--- Begin Supplied records ---
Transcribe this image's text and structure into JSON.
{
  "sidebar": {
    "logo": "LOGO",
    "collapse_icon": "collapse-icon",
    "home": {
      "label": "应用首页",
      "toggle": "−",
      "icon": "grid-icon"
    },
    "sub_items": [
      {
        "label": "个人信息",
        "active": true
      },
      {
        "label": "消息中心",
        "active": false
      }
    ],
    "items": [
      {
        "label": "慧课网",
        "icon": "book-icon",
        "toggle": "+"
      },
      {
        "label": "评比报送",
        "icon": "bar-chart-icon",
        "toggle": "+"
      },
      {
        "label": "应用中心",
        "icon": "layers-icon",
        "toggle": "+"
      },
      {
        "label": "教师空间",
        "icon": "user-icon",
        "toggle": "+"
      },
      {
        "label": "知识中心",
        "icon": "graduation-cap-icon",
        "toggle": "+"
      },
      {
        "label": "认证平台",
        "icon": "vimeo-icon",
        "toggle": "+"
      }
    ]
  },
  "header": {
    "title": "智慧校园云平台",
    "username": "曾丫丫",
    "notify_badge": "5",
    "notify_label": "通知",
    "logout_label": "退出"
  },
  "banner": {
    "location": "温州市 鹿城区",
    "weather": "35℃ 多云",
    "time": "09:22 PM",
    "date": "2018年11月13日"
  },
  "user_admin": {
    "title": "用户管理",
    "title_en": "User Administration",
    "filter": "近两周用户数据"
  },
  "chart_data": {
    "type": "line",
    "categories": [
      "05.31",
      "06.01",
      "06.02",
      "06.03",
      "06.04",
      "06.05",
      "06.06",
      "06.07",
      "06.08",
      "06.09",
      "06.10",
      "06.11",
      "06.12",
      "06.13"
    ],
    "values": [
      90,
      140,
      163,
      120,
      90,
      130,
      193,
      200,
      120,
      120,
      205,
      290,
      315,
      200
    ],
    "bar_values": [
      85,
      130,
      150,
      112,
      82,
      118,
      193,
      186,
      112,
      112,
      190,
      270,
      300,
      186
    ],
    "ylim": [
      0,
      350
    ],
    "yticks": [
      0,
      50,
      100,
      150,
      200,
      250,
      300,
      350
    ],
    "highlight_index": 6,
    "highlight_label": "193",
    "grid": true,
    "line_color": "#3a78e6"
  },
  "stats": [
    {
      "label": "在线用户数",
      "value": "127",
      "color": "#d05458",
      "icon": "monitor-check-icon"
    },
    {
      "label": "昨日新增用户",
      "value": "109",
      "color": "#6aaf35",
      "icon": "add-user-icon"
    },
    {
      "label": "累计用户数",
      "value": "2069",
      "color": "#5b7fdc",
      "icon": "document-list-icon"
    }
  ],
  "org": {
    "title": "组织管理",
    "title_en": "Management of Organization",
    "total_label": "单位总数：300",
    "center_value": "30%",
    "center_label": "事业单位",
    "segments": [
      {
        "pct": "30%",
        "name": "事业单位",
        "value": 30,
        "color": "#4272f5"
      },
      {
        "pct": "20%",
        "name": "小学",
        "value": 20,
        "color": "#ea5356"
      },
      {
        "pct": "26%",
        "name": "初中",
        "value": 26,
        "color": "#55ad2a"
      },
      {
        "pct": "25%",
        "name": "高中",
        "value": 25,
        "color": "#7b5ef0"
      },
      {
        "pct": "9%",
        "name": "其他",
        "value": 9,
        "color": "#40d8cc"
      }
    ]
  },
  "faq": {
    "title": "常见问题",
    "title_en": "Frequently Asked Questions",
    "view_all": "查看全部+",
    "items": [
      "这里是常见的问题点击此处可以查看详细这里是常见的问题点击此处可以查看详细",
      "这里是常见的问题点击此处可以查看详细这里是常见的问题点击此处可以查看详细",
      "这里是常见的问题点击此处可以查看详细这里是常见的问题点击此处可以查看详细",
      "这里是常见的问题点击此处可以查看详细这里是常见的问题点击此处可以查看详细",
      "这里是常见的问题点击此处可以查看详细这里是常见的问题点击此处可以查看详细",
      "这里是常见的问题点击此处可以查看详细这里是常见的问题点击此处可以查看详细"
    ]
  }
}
--- End Supplied records ---
Every record above must be duplicated exactly.

Transcribe this image's text and structure into JSON.
{
  "sidebar": {
    "logo": "LOGO",
    "collapse_icon": "collapse-icon",
    "home": {
      "label": "应用首页",
      "toggle": "−",
      "icon": "grid-icon"
    },
    "sub_items": [
      {
        "label": "个人信息",
        "active": true
      },
      {
        "label": "消息中心",
        "active": false
      }
    ],
    "items": [
      {
        "label": "慧课网",
        "icon": "book-icon",
        "toggle": "+"
      },
      {
        "label": "评比报送",
        "icon": "bar-chart-icon",
        "toggle": "+"
      },
      {
        "label": "应用中心",
        "icon": "layers-icon",
        "toggle": "+"
      },
      {
        "label": "教师空间",
        "icon": "user-icon",
        "toggle": "+"
      },
      {
        "label": "知识中心",
        "icon": "graduation-cap-icon",
        "toggle": "+"
      },
      {
        "label": "认证平台",
        "icon": "vimeo-icon",
        "toggle": "+"
      }
    ]
  },
  "header": {
    "title": "智慧校园云平台",
    "username": "曾丫丫",
    "notify_badge": "5",
    "notify_label": "通知",
    "logout_label": "退出"
  },
  "banner": {
    "location": "温州市 鹿城区",
    "weather": "35℃ 多云",
    "time": "09:22 PM",
    "date": "2018年11月13日"
  },
  "user_admin": {
    "title": "用户管理",
    "title_en": "User Administration",
    "filter": "近两周用户数据"
  },
  "chart_data": {
    "type": "line",
    "categories": [
      "05.31",
      "06.01",
      "06.02",
      "06.03",
      "06.04",
      "06.05",
      "06.06",
      "06.07",
      "06.08",
      "06.09",
      "06.10",
      "06.11",
      "06.12",
      "06.13"
    ],
    "values": [
      90,
      140,
      163,
      120,
      90,
      130,
      193,
      200,
      120,
      120,
      205,
      290,
      315,
      200
    ],
    "bar_values": [
      85,
      130,
      150,
      112,
      82,
      118,
      193,
      186,
      112,
      112,
      190,
      270,
      300,
      186
    ],
    "ylim": [
      0,
      350
    ],
    "yticks": [
      0,
      50,
      100,
      150,
      200,
      250,
      300,
      350
    ],
    "highlight_index": 6,
    "highlight_label": "193",
    "grid": true,
    "line_color": "#3a78e6"
  },
  "stats": [
    {
      "label": "在线用户数",
      "value": "127",
      "color": "#d05458",
      "icon": "monitor-check-icon"
    },
    {
      "label": "昨日新增用户",
      "value": "109",
      "color": "#6aaf35",
      "icon": "add-user-icon"
    },
    {
      "label": "累计用户数",
      "value": "2069",
      "color": "#5b7fdc",
      "icon": "document-list-icon"
    }
  ],
  "org": {
    "title": "组织管理",
    "title_en": "Management of Organization",
    "total_label": "单位总数：300",
    "center_value": "30%",
    "center_label": "事业单位",
    "segments": [
      {
        "pct": "30%",
        "name": "事业单位",
        "value": 30,
        "color": "#4272f5"
      },
      {
        "pct": "20%",
        "name": "小学",
        "value": 20,
        "color": "#ea5356"
      },
      {
        "pct": "26%",
        "name": "初中",
        "value": 26,
        "color": "#55ad2a"
      },
      {
        "pct": "25%",
        "name": "高中",
        "value": 25,
        "color": "#7b5ef0"
      },
      {
        "pct": "9%",
        "name": "其他",
        "value": 9,
        "color": "#40d8cc"
      }
    ]
  },
  "faq": {
    "title": "常见问题",
    "title_en": "Frequently Asked Questions",
    "view_all": "查看全部+",
    "items": [
      "这里是常见的问题点击此处可以查看详细这里是常见的问题点击此处可以查看详细",
      "这里是常见的问题点击此处可以查看详细这里是常见的问题点击此处可以查看详细",
      "这里是常见的问题点击此处可以查看详细这里是常见的问题点击此处可以查看详细",
      "这里是常见的问题点击此处可以查看详细这里是常见的问题点击此处可以查看详细",
      "这里是常见的问题点击此处可以查看详细这里是常见的问题点击此处可以查看详细",
      "这里是常见的问题点击此处可以查看详细这里是常见的问题点击此处可以查看详细"
    ]
  }
}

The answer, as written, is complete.